▸ WHAT IS ASKED: Keep the pictures out of the copy and repeat the records exactly.

[Dataset items]
___
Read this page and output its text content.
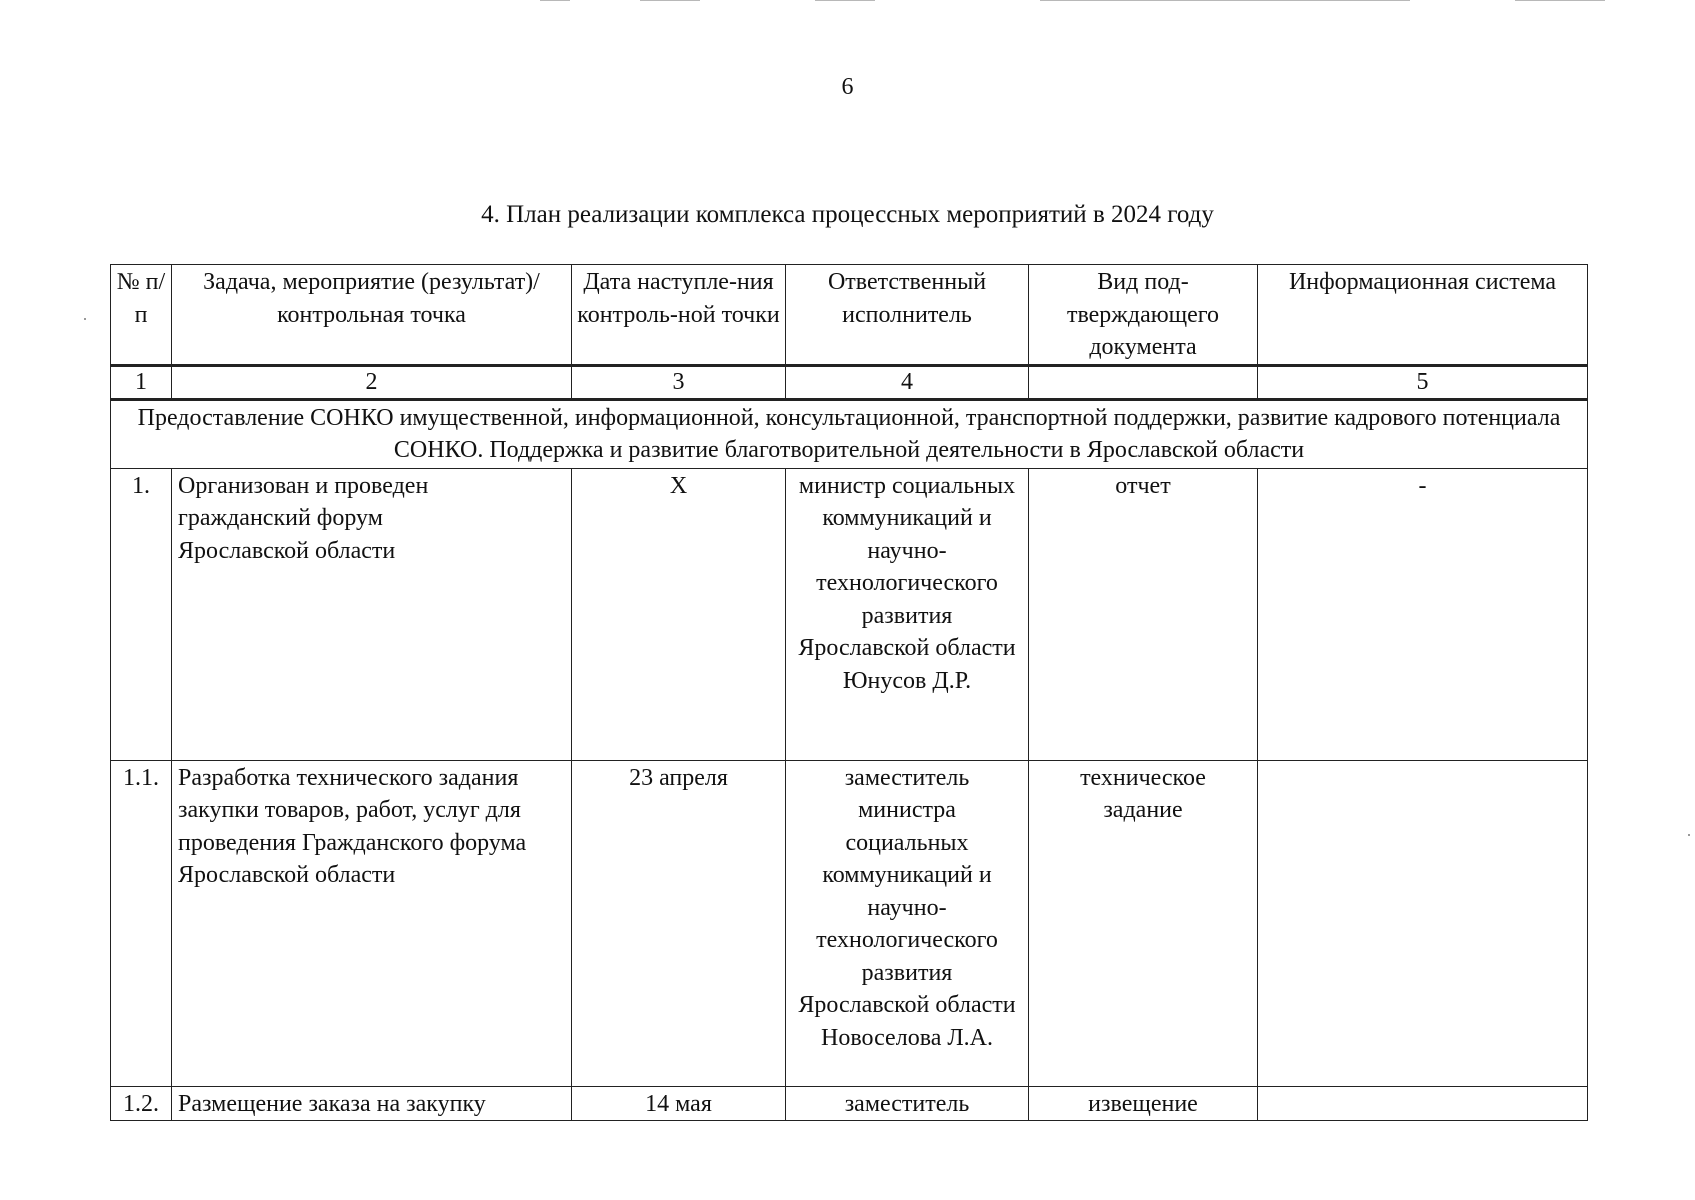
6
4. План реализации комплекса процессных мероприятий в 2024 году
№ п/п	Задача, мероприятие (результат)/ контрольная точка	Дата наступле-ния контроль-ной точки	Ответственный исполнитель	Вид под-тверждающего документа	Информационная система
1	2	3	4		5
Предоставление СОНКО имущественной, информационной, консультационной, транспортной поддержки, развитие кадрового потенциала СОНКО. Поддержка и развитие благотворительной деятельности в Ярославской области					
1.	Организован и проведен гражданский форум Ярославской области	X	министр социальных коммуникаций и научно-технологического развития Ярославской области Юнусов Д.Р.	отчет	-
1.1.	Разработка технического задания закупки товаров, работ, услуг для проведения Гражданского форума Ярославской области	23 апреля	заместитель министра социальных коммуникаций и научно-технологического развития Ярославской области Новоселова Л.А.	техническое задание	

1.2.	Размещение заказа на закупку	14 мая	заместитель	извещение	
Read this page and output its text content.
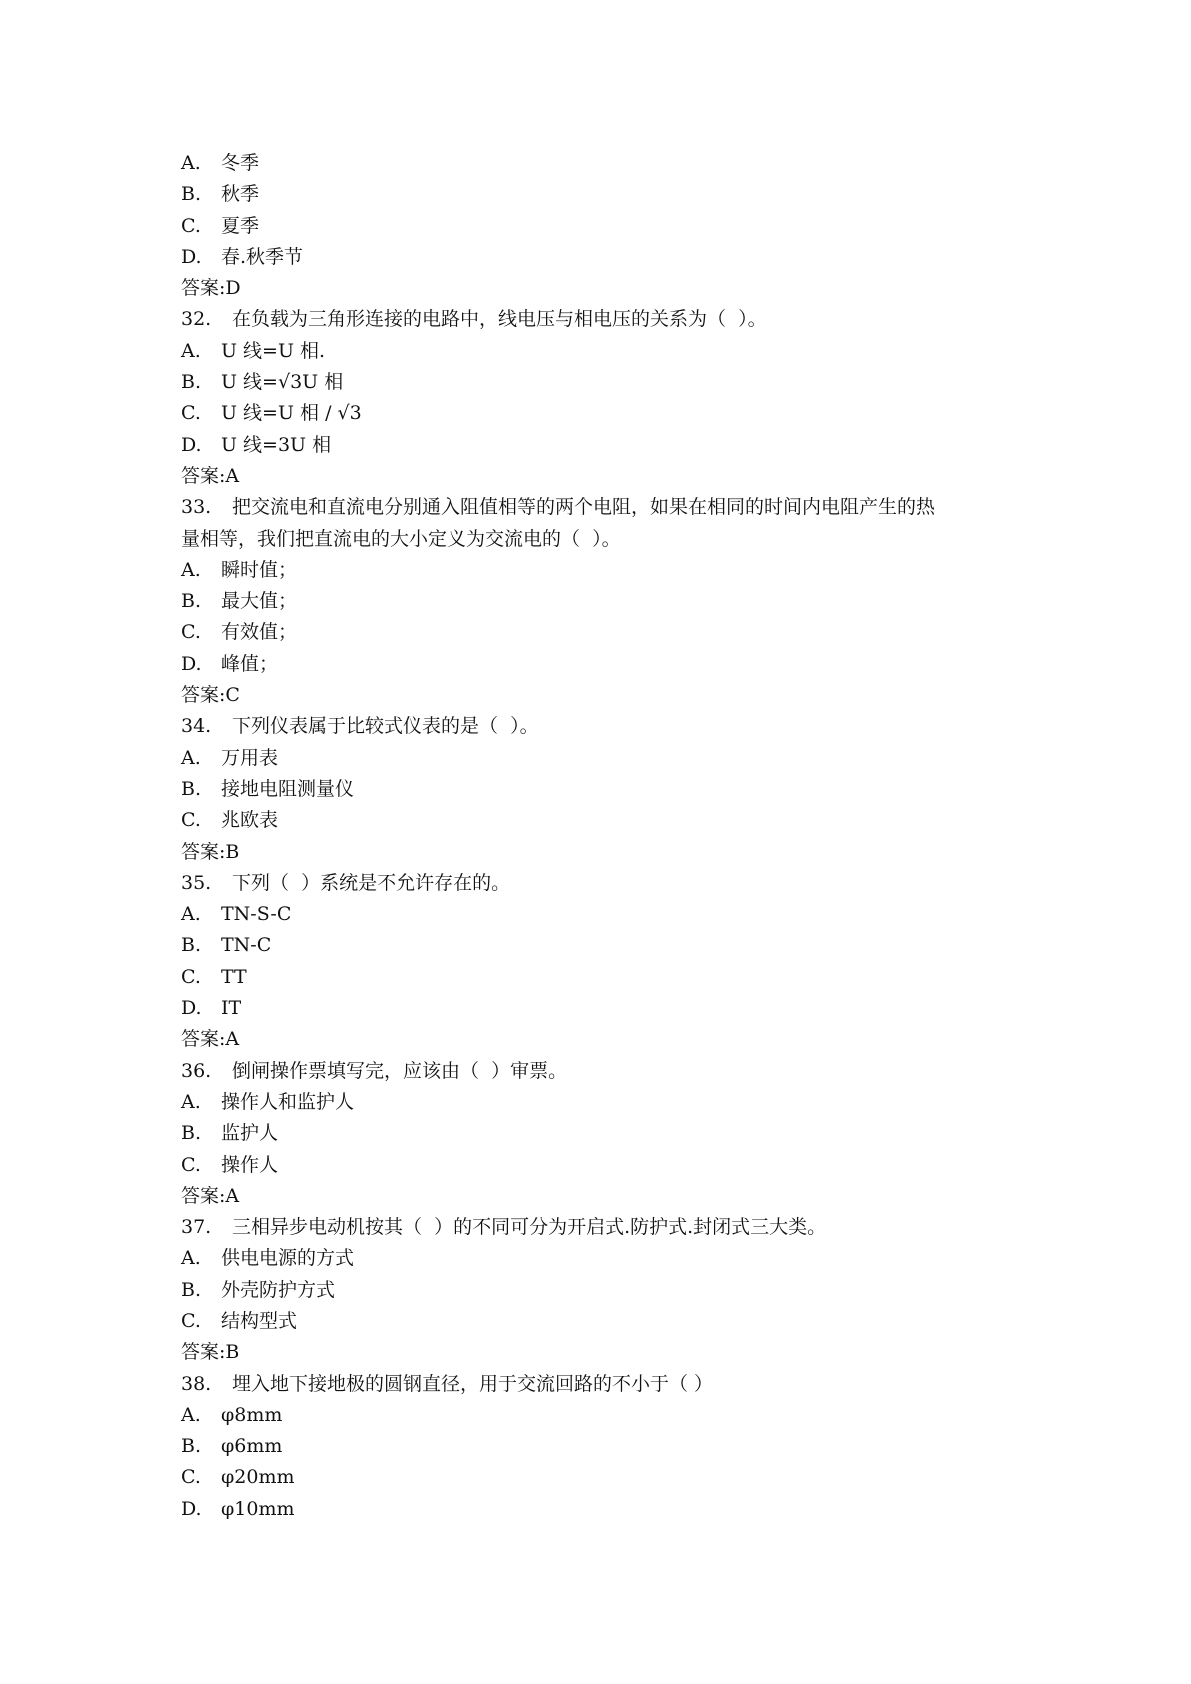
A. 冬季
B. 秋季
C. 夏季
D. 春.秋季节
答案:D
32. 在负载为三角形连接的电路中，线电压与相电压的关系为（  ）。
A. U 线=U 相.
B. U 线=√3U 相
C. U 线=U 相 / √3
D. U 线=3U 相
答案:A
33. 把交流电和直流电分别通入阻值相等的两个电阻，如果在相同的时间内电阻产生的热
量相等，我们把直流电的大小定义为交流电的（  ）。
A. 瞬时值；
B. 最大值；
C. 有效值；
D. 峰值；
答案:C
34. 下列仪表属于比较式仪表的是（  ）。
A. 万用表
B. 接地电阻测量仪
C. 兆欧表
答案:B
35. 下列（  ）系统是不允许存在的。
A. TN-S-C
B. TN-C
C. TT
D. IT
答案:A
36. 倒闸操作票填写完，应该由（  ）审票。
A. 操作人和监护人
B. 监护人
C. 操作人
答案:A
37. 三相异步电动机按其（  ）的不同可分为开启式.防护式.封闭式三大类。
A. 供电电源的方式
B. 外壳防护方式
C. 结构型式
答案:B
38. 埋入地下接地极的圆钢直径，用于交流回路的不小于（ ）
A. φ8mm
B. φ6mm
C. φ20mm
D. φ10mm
___
▸ RESPONSE BELOW:
Read this page and output its text content.
6
4. План реализации комплекса процессных мероприятий в 2024 году
№ п/п	Задача, мероприятие (результат)/ контрольная точка	Дата наступле-ния контроль-ной точки	Ответственный исполнитель	Вид под-тверждающего документа	Информационная система
1	2	3	4		5
Предоставление СОНКО имущественной, информационной, консультационной, транспортной поддержки, развитие кадрового потенциала СОНКО. Поддержка и развитие благотворительной деятельности в Ярославской области					
1.	Организован и проведен гражданский форум Ярославской области	X	министр социальных коммуникаций и научно-технологического развития Ярославской области Юнусов Д.Р.	отчет	-
1.1.	Разработка технического задания закупки товаров, работ, услуг для проведения Гражданского форума Ярославской области	23 апреля	заместитель министра социальных коммуникаций и научно-технологического развития Ярославской области Новоселова Л.А.	техническое задание	

1.2.	Размещение заказа на закупку	14 мая	заместитель	извещение	
Read this page and output its text content.
A. 冬季
B. 秋季
C. 夏季
D. 春.秋季节
答案:D
32. 在负载为三角形连接的电路中，线电压与相电压的关系为（  ）。
A. U 线=U 相.
B. U 线=√3U 相
C. U 线=U 相 / √3
D. U 线=3U 相
答案:A
33. 把交流电和直流电分别通入阻值相等的两个电阻，如果在相同的时间内电阻产生的热
量相等，我们把直流电的大小定义为交流电的（  ）。
A. 瞬时值；
B. 最大值；
C. 有效值；
D. 峰值；
答案:C
34. 下列仪表属于比较式仪表的是（  ）。
A. 万用表
B. 接地电阻测量仪
C. 兆欧表
答案:B
35. 下列（  ）系统是不允许存在的。
A. TN-S-C
B. TN-C
C. TT
D. IT
答案:A
36. 倒闸操作票填写完，应该由（  ）审票。
A. 操作人和监护人
B. 监护人
C. 操作人
答案:A
37. 三相异步电动机按其（  ）的不同可分为开启式.防护式.封闭式三大类。
A. 供电电源的方式
B. 外壳防护方式
C. 结构型式
答案:B
38. 埋入地下接地极的圆钢直径，用于交流回路的不小于（ ）
A. φ8mm
B. φ6mm
C. φ20mm
D. φ10mm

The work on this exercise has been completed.